* Start *
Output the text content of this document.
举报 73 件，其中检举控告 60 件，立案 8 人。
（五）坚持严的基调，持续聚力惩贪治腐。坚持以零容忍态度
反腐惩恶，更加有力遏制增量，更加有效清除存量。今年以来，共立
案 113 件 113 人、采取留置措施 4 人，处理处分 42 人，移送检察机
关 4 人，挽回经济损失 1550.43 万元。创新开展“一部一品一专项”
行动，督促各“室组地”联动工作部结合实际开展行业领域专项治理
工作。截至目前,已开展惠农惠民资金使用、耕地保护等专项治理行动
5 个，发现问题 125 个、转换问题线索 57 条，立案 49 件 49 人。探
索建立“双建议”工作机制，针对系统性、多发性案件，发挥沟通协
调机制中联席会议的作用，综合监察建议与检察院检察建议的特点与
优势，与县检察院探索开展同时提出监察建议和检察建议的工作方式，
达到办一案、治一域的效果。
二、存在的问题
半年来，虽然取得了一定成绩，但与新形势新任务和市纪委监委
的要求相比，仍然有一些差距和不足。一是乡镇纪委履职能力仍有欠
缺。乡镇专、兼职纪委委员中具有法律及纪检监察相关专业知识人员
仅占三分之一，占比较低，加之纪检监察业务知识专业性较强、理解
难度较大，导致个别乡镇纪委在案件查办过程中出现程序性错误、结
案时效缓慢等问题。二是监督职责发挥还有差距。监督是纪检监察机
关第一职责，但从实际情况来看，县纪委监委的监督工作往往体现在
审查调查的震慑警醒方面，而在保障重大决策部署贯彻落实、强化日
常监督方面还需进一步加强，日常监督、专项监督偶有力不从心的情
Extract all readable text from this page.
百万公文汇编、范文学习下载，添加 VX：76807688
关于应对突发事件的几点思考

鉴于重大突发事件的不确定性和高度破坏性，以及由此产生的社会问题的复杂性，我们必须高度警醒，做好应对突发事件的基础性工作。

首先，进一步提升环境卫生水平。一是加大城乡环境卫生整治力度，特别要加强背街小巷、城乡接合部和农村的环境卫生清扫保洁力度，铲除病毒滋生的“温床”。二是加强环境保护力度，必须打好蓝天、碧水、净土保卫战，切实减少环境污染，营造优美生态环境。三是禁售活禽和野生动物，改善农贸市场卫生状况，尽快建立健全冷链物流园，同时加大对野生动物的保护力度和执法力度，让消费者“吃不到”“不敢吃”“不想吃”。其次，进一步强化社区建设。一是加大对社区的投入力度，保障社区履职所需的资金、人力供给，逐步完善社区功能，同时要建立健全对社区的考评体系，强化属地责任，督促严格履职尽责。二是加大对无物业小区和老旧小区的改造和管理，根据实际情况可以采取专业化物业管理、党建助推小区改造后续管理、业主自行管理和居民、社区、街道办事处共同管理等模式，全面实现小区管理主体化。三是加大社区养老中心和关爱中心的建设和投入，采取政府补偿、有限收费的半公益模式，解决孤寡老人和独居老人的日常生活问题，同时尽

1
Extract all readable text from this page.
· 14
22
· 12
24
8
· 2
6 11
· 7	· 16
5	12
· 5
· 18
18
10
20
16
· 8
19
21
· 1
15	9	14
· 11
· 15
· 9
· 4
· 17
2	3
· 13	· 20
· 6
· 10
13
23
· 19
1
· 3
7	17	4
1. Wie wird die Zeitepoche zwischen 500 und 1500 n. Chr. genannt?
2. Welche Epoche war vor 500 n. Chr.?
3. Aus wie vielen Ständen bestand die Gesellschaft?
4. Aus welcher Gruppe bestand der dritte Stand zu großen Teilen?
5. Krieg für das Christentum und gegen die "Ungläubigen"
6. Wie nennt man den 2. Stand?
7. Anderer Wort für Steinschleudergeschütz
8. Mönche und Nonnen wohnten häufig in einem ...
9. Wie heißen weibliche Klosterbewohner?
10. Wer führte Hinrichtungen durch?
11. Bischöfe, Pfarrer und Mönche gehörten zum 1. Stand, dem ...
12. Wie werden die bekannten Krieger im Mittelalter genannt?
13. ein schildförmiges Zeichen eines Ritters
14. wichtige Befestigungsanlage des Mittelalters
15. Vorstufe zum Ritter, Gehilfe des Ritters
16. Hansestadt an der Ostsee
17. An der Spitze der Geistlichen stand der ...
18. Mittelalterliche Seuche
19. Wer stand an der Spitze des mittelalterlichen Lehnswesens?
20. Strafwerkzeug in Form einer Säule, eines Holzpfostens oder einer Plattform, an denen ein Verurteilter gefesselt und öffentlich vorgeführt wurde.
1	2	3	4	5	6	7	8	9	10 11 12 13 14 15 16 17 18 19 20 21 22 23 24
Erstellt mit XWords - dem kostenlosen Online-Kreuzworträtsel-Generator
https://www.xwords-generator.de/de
* End *
Copy out each line above, character for character.

Output the text content of this document.
举报 73 件，其中检举控告 60 件，立案 8 人。
（五）坚持严的基调，持续聚力惩贪治腐。坚持以零容忍态度
反腐惩恶，更加有力遏制增量，更加有效清除存量。今年以来，共立
案 113 件 113 人、采取留置措施 4 人，处理处分 42 人，移送检察机
关 4 人，挽回经济损失 1550.43 万元。创新开展“一部一品一专项”
行动，督促各“室组地”联动工作部结合实际开展行业领域专项治理
工作。截至目前,已开展惠农惠民资金使用、耕地保护等专项治理行动
5 个，发现问题 125 个、转换问题线索 57 条，立案 49 件 49 人。探
索建立“双建议”工作机制，针对系统性、多发性案件，发挥沟通协
调机制中联席会议的作用，综合监察建议与检察院检察建议的特点与
优势，与县检察院探索开展同时提出监察建议和检察建议的工作方式，
达到办一案、治一域的效果。
二、存在的问题
半年来，虽然取得了一定成绩，但与新形势新任务和市纪委监委
的要求相比，仍然有一些差距和不足。一是乡镇纪委履职能力仍有欠
缺。乡镇专、兼职纪委委员中具有法律及纪检监察相关专业知识人员
仅占三分之一，占比较低，加之纪检监察业务知识专业性较强、理解
难度较大，导致个别乡镇纪委在案件查办过程中出现程序性错误、结
案时效缓慢等问题。二是监督职责发挥还有差距。监督是纪检监察机
关第一职责，但从实际情况来看，县纪委监委的监督工作往往体现在
审查调查的震慑警醒方面，而在保障重大决策部署贯彻落实、强化日
常监督方面还需进一步加强，日常监督、专项监督偶有力不从心的情
Extract all readable text from this page.
百万公文汇编、范文学习下载，添加 VX：76807688
关于应对突发事件的几点思考

鉴于重大突发事件的不确定性和高度破坏性，以及由此产生的社会问题的复杂性，我们必须高度警醒，做好应对突发事件的基础性工作。

首先，进一步提升环境卫生水平。一是加大城乡环境卫生整治力度，特别要加强背街小巷、城乡接合部和农村的环境卫生清扫保洁力度，铲除病毒滋生的“温床”。二是加强环境保护力度，必须打好蓝天、碧水、净土保卫战，切实减少环境污染，营造优美生态环境。三是禁售活禽和野生动物，改善农贸市场卫生状况，尽快建立健全冷链物流园，同时加大对野生动物的保护力度和执法力度，让消费者“吃不到”“不敢吃”“不想吃”。其次，进一步强化社区建设。一是加大对社区的投入力度，保障社区履职所需的资金、人力供给，逐步完善社区功能，同时要建立健全对社区的考评体系，强化属地责任，督促严格履职尽责。二是加大对无物业小区和老旧小区的改造和管理，根据实际情况可以采取专业化物业管理、党建助推小区改造后续管理、业主自行管理和居民、社区、街道办事处共同管理等模式，全面实现小区管理主体化。三是加大社区养老中心和关爱中心的建设和投入，采取政府补偿、有限收费的半公益模式，解决孤寡老人和独居老人的日常生活问题，同时尽

1
Extract all readable text from this page.
· 14
22
· 12
24
8
· 2
6 11
· 7	· 16
5	12
· 5
· 18
18
10
20
16
· 8
19
21
· 1
15	9	14
· 11
· 15
· 9
· 4
· 17
2	3
· 13	· 20
· 6
· 10
13
23
· 19
1
· 3
7	17	4
1. Wie wird die Zeitepoche zwischen 500 und 1500 n. Chr. genannt?
2. Welche Epoche war vor 500 n. Chr.?
3. Aus wie vielen Ständen bestand die Gesellschaft?
4. Aus welcher Gruppe bestand der dritte Stand zu großen Teilen?
5. Krieg für das Christentum und gegen die "Ungläubigen"
6. Wie nennt man den 2. Stand?
7. Anderer Wort für Steinschleudergeschütz
8. Mönche und Nonnen wohnten häufig in einem ...
9. Wie heißen weibliche Klosterbewohner?
10. Wer führte Hinrichtungen durch?
11. Bischöfe, Pfarrer und Mönche gehörten zum 1. Stand, dem ...
12. Wie werden die bekannten Krieger im Mittelalter genannt?
13. ein schildförmiges Zeichen eines Ritters
14. wichtige Befestigungsanlage des Mittelalters
15. Vorstufe zum Ritter, Gehilfe des Ritters
16. Hansestadt an der Ostsee
17. An der Spitze der Geistlichen stand der ...
18. Mittelalterliche Seuche
19. Wer stand an der Spitze des mittelalterlichen Lehnswesens?
20. Strafwerkzeug in Form einer Säule, eines Holzpfostens oder einer Plattform, an denen ein Verurteilter gefesselt und öffentlich vorgeführt wurde.
1	2	3	4	5	6	7	8	9	10 11 12 13 14 15 16 17 18 19 20 21 22 23 24
Erstellt mit XWords - dem kostenlosen Online-Kreuzworträtsel-Generator
https://www.xwords-generator.de/de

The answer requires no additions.